• **Your objective**
Every record below should be printed exactly as it appears.

§ §

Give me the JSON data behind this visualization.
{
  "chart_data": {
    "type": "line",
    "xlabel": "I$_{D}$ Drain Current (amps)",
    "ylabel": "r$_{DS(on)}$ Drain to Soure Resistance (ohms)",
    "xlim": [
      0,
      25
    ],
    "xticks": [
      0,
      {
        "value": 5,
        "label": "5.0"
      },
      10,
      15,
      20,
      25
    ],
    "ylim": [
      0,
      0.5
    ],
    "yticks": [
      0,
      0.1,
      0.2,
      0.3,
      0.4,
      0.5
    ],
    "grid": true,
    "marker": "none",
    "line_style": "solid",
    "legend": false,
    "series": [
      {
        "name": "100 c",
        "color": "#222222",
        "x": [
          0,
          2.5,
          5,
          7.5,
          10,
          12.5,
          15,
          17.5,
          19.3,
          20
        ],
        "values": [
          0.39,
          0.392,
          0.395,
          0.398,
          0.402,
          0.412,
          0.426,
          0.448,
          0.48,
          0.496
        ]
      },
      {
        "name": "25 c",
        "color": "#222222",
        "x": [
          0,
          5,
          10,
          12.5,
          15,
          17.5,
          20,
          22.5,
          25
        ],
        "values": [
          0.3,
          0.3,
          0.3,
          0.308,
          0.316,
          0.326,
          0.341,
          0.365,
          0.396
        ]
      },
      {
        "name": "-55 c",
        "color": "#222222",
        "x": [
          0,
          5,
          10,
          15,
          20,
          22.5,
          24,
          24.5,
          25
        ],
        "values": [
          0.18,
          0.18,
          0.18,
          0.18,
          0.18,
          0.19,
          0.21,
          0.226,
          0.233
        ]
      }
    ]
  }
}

§ §

• **Full response**
Give me the JSON data behind this visualization.
{
  "chart_data": {
    "type": "line",
    "xlabel": "I$_{D}$ Drain Current (amps)",
    "ylabel": "r$_{DS(on)}$ Drain to Soure Resistance (ohms)",
    "xlim": [
      0,
      25
    ],
    "xticks": [
      0,
      {
        "value": 5,
        "label": "5.0"
      },
      10,
      15,
      20,
      25
    ],
    "ylim": [
      0,
      0.5
    ],
    "yticks": [
      0,
      0.1,
      0.2,
      0.3,
      0.4,
      0.5
    ],
    "grid": true,
    "marker": "none",
    "line_style": "solid",
    "legend": false,
    "series": [
      {
        "name": "100 c",
        "color": "#222222",
        "x": [
          0,
          2.5,
          5,
          7.5,
          10,
          12.5,
          15,
          17.5,
          19.3,
          20
        ],
        "values": [
          0.39,
          0.392,
          0.395,
          0.398,
          0.402,
          0.412,
          0.426,
          0.448,
          0.48,
          0.496
        ]
      },
      {
        "name": "25 c",
        "color": "#222222",
        "x": [
          0,
          5,
          10,
          12.5,
          15,
          17.5,
          20,
          22.5,
          25
        ],
        "values": [
          0.3,
          0.3,
          0.3,
          0.308,
          0.316,
          0.326,
          0.341,
          0.365,
          0.396
        ]
      },
      {
        "name": "-55 c",
        "color": "#222222",
        "x": [
          0,
          5,
          10,
          15,
          20,
          22.5,
          24,
          24.5,
          25
        ],
        "values": [
          0.18,
          0.18,
          0.18,
          0.18,
          0.18,
          0.19,
          0.21,
          0.226,
          0.233
        ]
      }
    ]
  }
}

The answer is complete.